[REQUIREMENTS]
Pictures in the records should not be copied, but every other part must be repeated exactly.

Stored items
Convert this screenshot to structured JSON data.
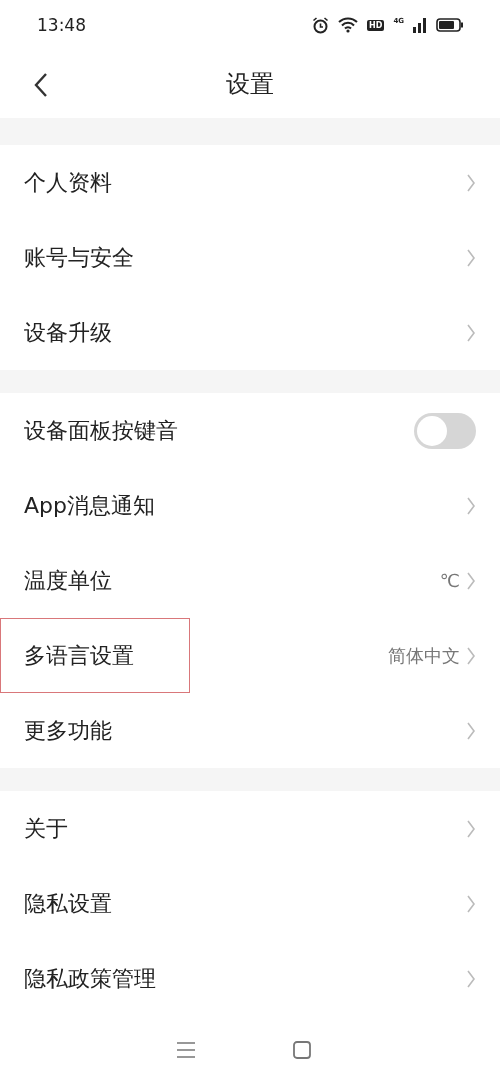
{
  "status_bar": {
    "time": "13:48",
    "hd_badge": "HD",
    "network": "4G"
  },
  "header": {
    "title": "设置"
  },
  "groups": [
    {
      "items": [
        {
          "kind": "link",
          "label": "个人资料",
          "highlighted": false
        },
        {
          "kind": "link",
          "label": "账号与安全",
          "highlighted": false
        },
        {
          "kind": "link",
          "label": "设备升级",
          "highlighted": false
        }
      ]
    },
    {
      "items": [
        {
          "kind": "toggle",
          "label": "设备面板按键音",
          "on": false,
          "highlighted": false
        },
        {
          "kind": "link",
          "label": "App消息通知",
          "highlighted": false
        },
        {
          "kind": "link",
          "label": "温度单位",
          "value": "℃",
          "highlighted": false
        },
        {
          "kind": "link",
          "label": "多语言设置",
          "value": "简体中文",
          "highlighted": true
        },
        {
          "kind": "link",
          "label": "更多功能",
          "highlighted": false
        }
      ]
    },
    {
      "items": [
        {
          "kind": "link",
          "label": "关于",
          "highlighted": false
        },
        {
          "kind": "link",
          "label": "隐私设置",
          "highlighted": false
        },
        {
          "kind": "link",
          "label": "隐私政策管理",
          "highlighted": false
        }
      ]
    }
  ]
}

[RESULT OF THIS EXERCISE]
Convert this screenshot to structured JSON data.
{
  "status_bar": {
    "time": "13:48",
    "hd_badge": "HD",
    "network": "4G"
  },
  "header": {
    "title": "设置"
  },
  "groups": [
    {
      "items": [
        {
          "kind": "link",
          "label": "个人资料",
          "highlighted": false
        },
        {
          "kind": "link",
          "label": "账号与安全",
          "highlighted": false
        },
        {
          "kind": "link",
          "label": "设备升级",
          "highlighted": false
        }
      ]
    },
    {
      "items": [
        {
          "kind": "toggle",
          "label": "设备面板按键音",
          "on": false,
          "highlighted": false
        },
        {
          "kind": "link",
          "label": "App消息通知",
          "highlighted": false
        },
        {
          "kind": "link",
          "label": "温度单位",
          "value": "℃",
          "highlighted": false
        },
        {
          "kind": "link",
          "label": "多语言设置",
          "value": "简体中文",
          "highlighted": true
        },
        {
          "kind": "link",
          "label": "更多功能",
          "highlighted": false
        }
      ]
    },
    {
      "items": [
        {
          "kind": "link",
          "label": "关于",
          "highlighted": false
        },
        {
          "kind": "link",
          "label": "隐私设置",
          "highlighted": false
        },
        {
          "kind": "link",
          "label": "隐私政策管理",
          "highlighted": false
        }
      ]
    }
  ]
}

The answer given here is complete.